▶ EXERCICE:
Mettez en forme toutes les lignes des enregistrements ci-dessous sous la forme d'une liste JSON de chaînes, à raison d'une chaîne par ligne et sans les lignes vides. Excluez les images de la réponse.

▶ DONNÉES DE TRAVAIL:
────

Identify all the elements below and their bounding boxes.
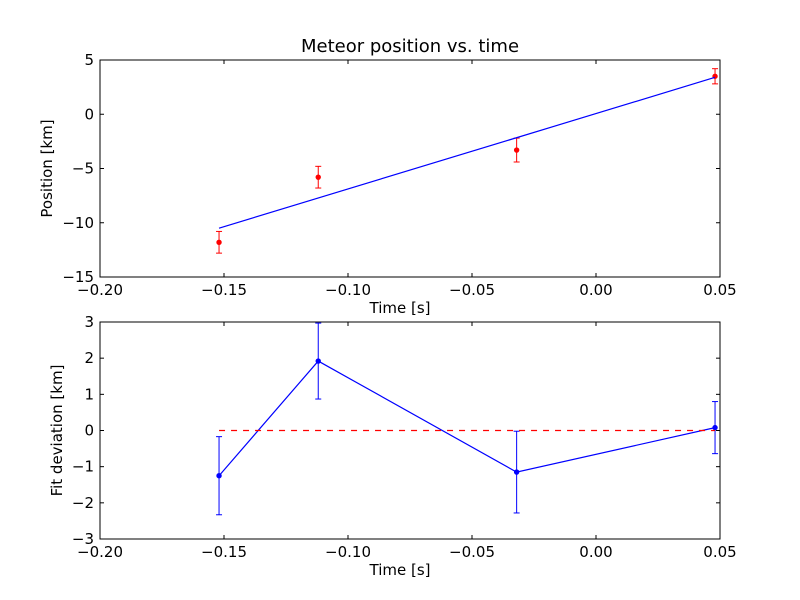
y-tick-label: 0 <box>84 422 94 440</box>
x-tick-label: −0.15 <box>201 281 247 299</box>
plot-frame <box>99 321 721 540</box>
y-tick-label: −1 <box>72 458 94 476</box>
x-tick-label: 0.00 <box>579 543 612 561</box>
y-tick-label: 0 <box>84 105 94 123</box>
y-tick-label: 1 <box>84 385 94 403</box>
plot-frame <box>99 59 721 278</box>
fit-line <box>218 76 716 229</box>
x-tick-label: −0.15 <box>201 543 247 561</box>
data-point <box>216 239 222 245</box>
x-tick-label: −0.10 <box>325 281 371 299</box>
y-tick-label: −10 <box>62 214 94 232</box>
y-tick-label: 5 <box>84 51 94 69</box>
y-axis-label: Position [km] <box>38 119 56 217</box>
x-axis-label: Time [s] <box>369 561 431 579</box>
data-point <box>712 424 718 431</box>
y-tick-label: −15 <box>62 268 94 286</box>
deviation-line <box>218 360 716 477</box>
y-tick-label: −5 <box>72 160 94 178</box>
data-point <box>315 174 321 180</box>
data-point <box>315 358 321 364</box>
y-tick-label: −3 <box>72 530 94 548</box>
x-axis-label: Time [s] <box>369 299 431 317</box>
x-tick-label: 0.05 <box>703 543 736 561</box>
x-tick-label: 0.00 <box>579 281 612 299</box>
y-axis-label: Fit deviation [km] <box>48 365 66 497</box>
chart-title: Meteor position vs. time <box>301 36 519 57</box>
top-axes: −0.20 −0.15 −0.10 −0.05 0.00 0.05 −15 −10 −5 0 5 Ti… <box>38 51 737 317</box>
data-point <box>513 469 520 475</box>
data-point <box>216 473 222 479</box>
bottom-axes: −0.20 −0.15 −0.10 −0.05 0.00 0.05 −3 −2 −1 0 1 2 3 Ti… <box>48 313 737 579</box>
y-tick-label: 3 <box>84 313 94 331</box>
y-tick-label: −2 <box>72 494 94 512</box>
x-tick-label: 0.05 <box>703 281 736 299</box>
data-point <box>513 147 520 153</box>
y-tick-label: 2 <box>84 349 94 367</box>
x-tick-label: −0.10 <box>325 543 371 561</box>
x-tick-label: −0.20 <box>77 281 123 299</box>
x-tick-label: −0.05 <box>449 281 495 299</box>
x-tick-label: −0.20 <box>77 543 123 561</box>
x-tick-label: −0.05 <box>449 543 495 561</box>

────

▶ CORRIGÉ COMPLET:
[
  "Identify all the elements below and their bounding boxes.",
  "y-tick-label: 0 <box>84 422 94 440</box>",
  "x-tick-label: −0.15 <box>201 281 247 299</box>",
  "plot-frame <box>99 321 721 540</box>",
  "y-tick-label: −1 <box>72 458 94 476</box>",
  "x-tick-label: 0.00 <box>579 543 612 561</box>",
  "y-tick-label: 0 <box>84 105 94 123</box>",
  "y-tick-label: 1 <box>84 385 94 403</box>",
  "plot-frame <box>99 59 721 278</box>",
  "fit-line <box>218 76 716 229</box>",
  "x-tick-label: −0.15 <box>201 543 247 561</box>",
  "data-point <box>216 239 222 245</box>",
  "x-tick-label: −0.10 <box>325 281 371 299</box>",
  "y-tick-label: −10 <box>62 214 94 232</box>",
  "y-tick-label: 5 <box>84 51 94 69</box>",
  "y-axis-label: Position [km] <box>38 119 56 217</box>",
  "x-axis-label: Time [s] <box>369 561 431 579</box>",
  "data-point <box>712 424 718 431</box>",
  "y-tick-label: −15 <box>62 268 94 286</box>",
  "deviation-line <box>218 360 716 477</box>",
  "y-tick-label: −5 <box>72 160 94 178</box>",
  "data-point <box>315 174 321 180</box>",
  "data-point <box>315 358 321 364</box>",
  "y-tick-label: −3 <box>72 530 94 548</box>",
  "x-axis-label: Time [s] <box>369 299 431 317</box>",
  "x-tick-label: 0.05 <box>703 543 736 561</box>",
  "x-tick-label: 0.00 <box>579 281 612 299</box>",
  "y-axis-label: Fit deviation [km] <box>48 365 66 497</box>",
  "chart-title: Meteor position vs. time <box>301 36 519 57</box>",
  "top-axes: −0.20 −0.15 −0.10 −0.05 0.00 0.05 −15 −10 −5 0 5 Ti… <box>38 51 737 317</box>",
  "data-point <box>513 469 520 475</box>",
  "data-point <box>216 473 222 479</box>",
  "bottom-axes: −0.20 −0.15 −0.10 −0.05 0.00 0.05 −3 −2 −1 0 1 2 3 Ti… <box>48 313 737 579</box>",
  "y-tick-label: 3 <box>84 313 94 331</box>",
  "y-tick-label: −2 <box>72 494 94 512</box>",
  "x-tick-label: 0.05 <box>703 281 736 299</box>",
  "data-point <box>513 147 520 153</box>",
  "y-tick-label: 2 <box>84 349 94 367</box>",
  "x-tick-label: −0.10 <box>325 543 371 561</box>",
  "x-tick-label: −0.20 <box>77 281 123 299</box>",
  "x-tick-label: −0.05 <box>449 281 495 299</box>",
  "x-tick-label: −0.20 <box>77 543 123 561</box>",
  "x-tick-label: −0.05 <box>449 543 495 561</box>"
]